#### Records supplied:
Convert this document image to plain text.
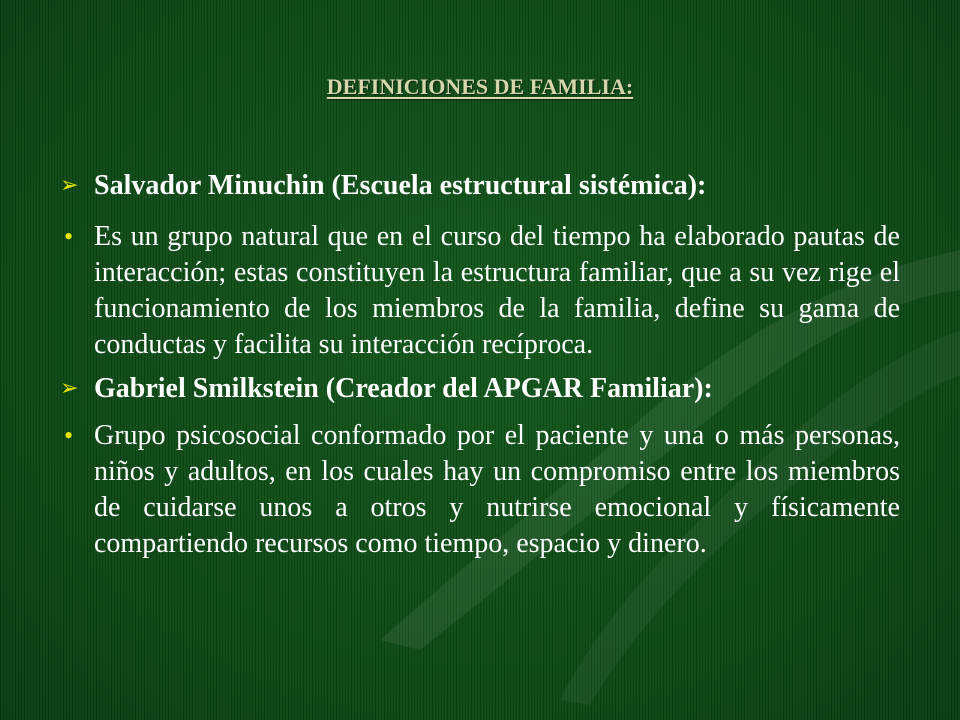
DEFINICIONES DE FAMILIA:
➢ Salvador Minuchin (Escuela estructural sistémica):
• Es un grupo natural que en el curso del tiempo ha elaborado pautas de interacción; estas constituyen la estructura familiar, que a su vez rige el funcionamiento de los miembros de la familia, define su gama de conductas y facilita su interacción recíproca.
➢ Gabriel Smilkstein (Creador del APGAR Familiar):
• Grupo psicosocial conformado por el paciente y una o más personas, niños y adultos, en los cuales hay un compromiso entre los miembros de cuidarse unos a otros y nutrirse emocional y físicamente compartiendo recursos como tiempo, espacio y dinero.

#### Exercise description:
Scan the lines above for "miembros", then copy every one that has it.

#### Result for this exercise:
• Es un grupo natural que en el curso del tiempo ha elaborado pautas de interacción; estas constituyen la estructura familiar, que a su vez rige el funcionamiento de los miembros de la familia, define su gama de conductas y facilita su interacción recíproca.
• Grupo psicosocial conformado por el paciente y una o más personas, niños y adultos, en los cuales hay un compromiso entre los miembros de cuidarse unos a otros y nutrirse emocional y físicamente compartiendo recursos como tiempo, espacio y dinero.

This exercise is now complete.